Stored data entries.
------------------------------------

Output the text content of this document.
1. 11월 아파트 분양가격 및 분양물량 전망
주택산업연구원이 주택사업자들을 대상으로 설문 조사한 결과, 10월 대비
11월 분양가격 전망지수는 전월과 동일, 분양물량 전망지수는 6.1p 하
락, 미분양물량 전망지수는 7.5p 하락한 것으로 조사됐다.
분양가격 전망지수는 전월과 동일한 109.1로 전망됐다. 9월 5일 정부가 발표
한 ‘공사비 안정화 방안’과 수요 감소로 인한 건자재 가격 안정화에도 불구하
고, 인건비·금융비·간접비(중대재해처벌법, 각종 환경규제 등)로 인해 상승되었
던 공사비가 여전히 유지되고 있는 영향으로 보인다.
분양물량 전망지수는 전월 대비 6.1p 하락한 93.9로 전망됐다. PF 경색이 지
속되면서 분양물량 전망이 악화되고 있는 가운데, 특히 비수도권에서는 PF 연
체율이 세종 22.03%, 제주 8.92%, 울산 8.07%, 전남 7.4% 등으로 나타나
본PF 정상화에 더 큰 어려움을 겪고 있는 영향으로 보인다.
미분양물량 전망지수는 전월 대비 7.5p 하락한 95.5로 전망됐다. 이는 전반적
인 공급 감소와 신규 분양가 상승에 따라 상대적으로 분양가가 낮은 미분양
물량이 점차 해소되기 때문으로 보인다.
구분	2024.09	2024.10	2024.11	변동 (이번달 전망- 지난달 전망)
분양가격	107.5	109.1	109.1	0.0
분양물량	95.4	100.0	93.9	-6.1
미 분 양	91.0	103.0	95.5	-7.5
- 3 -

------------------------------------

REQUIREMENT. The records above should be returned exactly.

COMPLETED EXERCISE.
Output the text content of this document.
1. 11월 아파트 분양가격 및 분양물량 전망
주택산업연구원이 주택사업자들을 대상으로 설문 조사한 결과, 10월 대비
11월 분양가격 전망지수는 전월과 동일, 분양물량 전망지수는 6.1p 하
락, 미분양물량 전망지수는 7.5p 하락한 것으로 조사됐다.
분양가격 전망지수는 전월과 동일한 109.1로 전망됐다. 9월 5일 정부가 발표
한 ‘공사비 안정화 방안’과 수요 감소로 인한 건자재 가격 안정화에도 불구하
고, 인건비·금융비·간접비(중대재해처벌법, 각종 환경규제 등)로 인해 상승되었
던 공사비가 여전히 유지되고 있는 영향으로 보인다.
분양물량 전망지수는 전월 대비 6.1p 하락한 93.9로 전망됐다. PF 경색이 지
속되면서 분양물량 전망이 악화되고 있는 가운데, 특히 비수도권에서는 PF 연
체율이 세종 22.03%, 제주 8.92%, 울산 8.07%, 전남 7.4% 등으로 나타나
본PF 정상화에 더 큰 어려움을 겪고 있는 영향으로 보인다.
미분양물량 전망지수는 전월 대비 7.5p 하락한 95.5로 전망됐다. 이는 전반적
인 공급 감소와 신규 분양가 상승에 따라 상대적으로 분양가가 낮은 미분양
물량이 점차 해소되기 때문으로 보인다.
구분	2024.09	2024.10	2024.11	변동 (이번달 전망- 지난달 전망)
분양가격	107.5	109.1	109.1	0.0
분양물량	95.4	100.0	93.9	-6.1
미 분 양	91.0	103.0	95.5	-7.5
- 3 -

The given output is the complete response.